■ **Instructions for the task**
Copy out all the entries exactly.
⟨
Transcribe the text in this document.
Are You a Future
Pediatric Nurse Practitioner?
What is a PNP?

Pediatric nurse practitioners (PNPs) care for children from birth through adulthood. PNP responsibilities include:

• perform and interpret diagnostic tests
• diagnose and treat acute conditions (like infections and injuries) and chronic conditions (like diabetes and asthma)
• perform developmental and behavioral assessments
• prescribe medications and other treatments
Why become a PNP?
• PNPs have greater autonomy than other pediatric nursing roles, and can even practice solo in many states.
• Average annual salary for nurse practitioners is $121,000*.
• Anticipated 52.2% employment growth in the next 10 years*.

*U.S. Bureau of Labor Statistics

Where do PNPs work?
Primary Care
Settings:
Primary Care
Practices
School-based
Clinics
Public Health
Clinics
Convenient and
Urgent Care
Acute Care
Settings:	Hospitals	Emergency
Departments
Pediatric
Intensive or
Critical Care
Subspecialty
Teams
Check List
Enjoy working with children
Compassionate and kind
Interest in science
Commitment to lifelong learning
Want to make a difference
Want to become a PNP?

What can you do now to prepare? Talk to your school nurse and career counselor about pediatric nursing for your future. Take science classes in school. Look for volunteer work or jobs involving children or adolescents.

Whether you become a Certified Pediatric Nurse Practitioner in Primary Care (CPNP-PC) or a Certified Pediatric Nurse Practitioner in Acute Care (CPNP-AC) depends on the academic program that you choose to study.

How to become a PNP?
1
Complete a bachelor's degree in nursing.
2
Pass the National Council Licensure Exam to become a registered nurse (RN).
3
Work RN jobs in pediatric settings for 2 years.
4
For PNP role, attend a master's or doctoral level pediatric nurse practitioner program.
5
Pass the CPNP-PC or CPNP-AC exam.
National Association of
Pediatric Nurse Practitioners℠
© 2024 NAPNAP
⟩
■ **Result for this exercise**
Transcribe the text in this document.
Are You a Future
Pediatric Nurse Practitioner?
What is a PNP?

Pediatric nurse practitioners (PNPs) care for children from birth through adulthood. PNP responsibilities include:

• perform and interpret diagnostic tests
• diagnose and treat acute conditions (like infections and injuries) and chronic conditions (like diabetes and asthma)
• perform developmental and behavioral assessments
• prescribe medications and other treatments
Why become a PNP?
• PNPs have greater autonomy than other pediatric nursing roles, and can even practice solo in many states.
• Average annual salary for nurse practitioners is $121,000*.
• Anticipated 52.2% employment growth in the next 10 years*.

*U.S. Bureau of Labor Statistics

Where do PNPs work?
Primary Care
Settings:
Primary Care
Practices
School-based
Clinics
Public Health
Clinics
Convenient and
Urgent Care
Acute Care
Settings:	Hospitals	Emergency
Departments
Pediatric
Intensive or
Critical Care
Subspecialty
Teams
Check List
Enjoy working with children
Compassionate and kind
Interest in science
Commitment to lifelong learning
Want to make a difference
Want to become a PNP?

What can you do now to prepare? Talk to your school nurse and career counselor about pediatric nursing for your future. Take science classes in school. Look for volunteer work or jobs involving children or adolescents.

Whether you become a Certified Pediatric Nurse Practitioner in Primary Care (CPNP-PC) or a Certified Pediatric Nurse Practitioner in Acute Care (CPNP-AC) depends on the academic program that you choose to study.

How to become a PNP?
1
Complete a bachelor's degree in nursing.
2
Pass the National Council Licensure Exam to become a registered nurse (RN).
3
Work RN jobs in pediatric settings for 2 years.
4
For PNP role, attend a master's or doctoral level pediatric nurse practitioner program.
5
Pass the CPNP-PC or CPNP-AC exam.
National Association of
Pediatric Nurse Practitioners℠
© 2024 NAPNAP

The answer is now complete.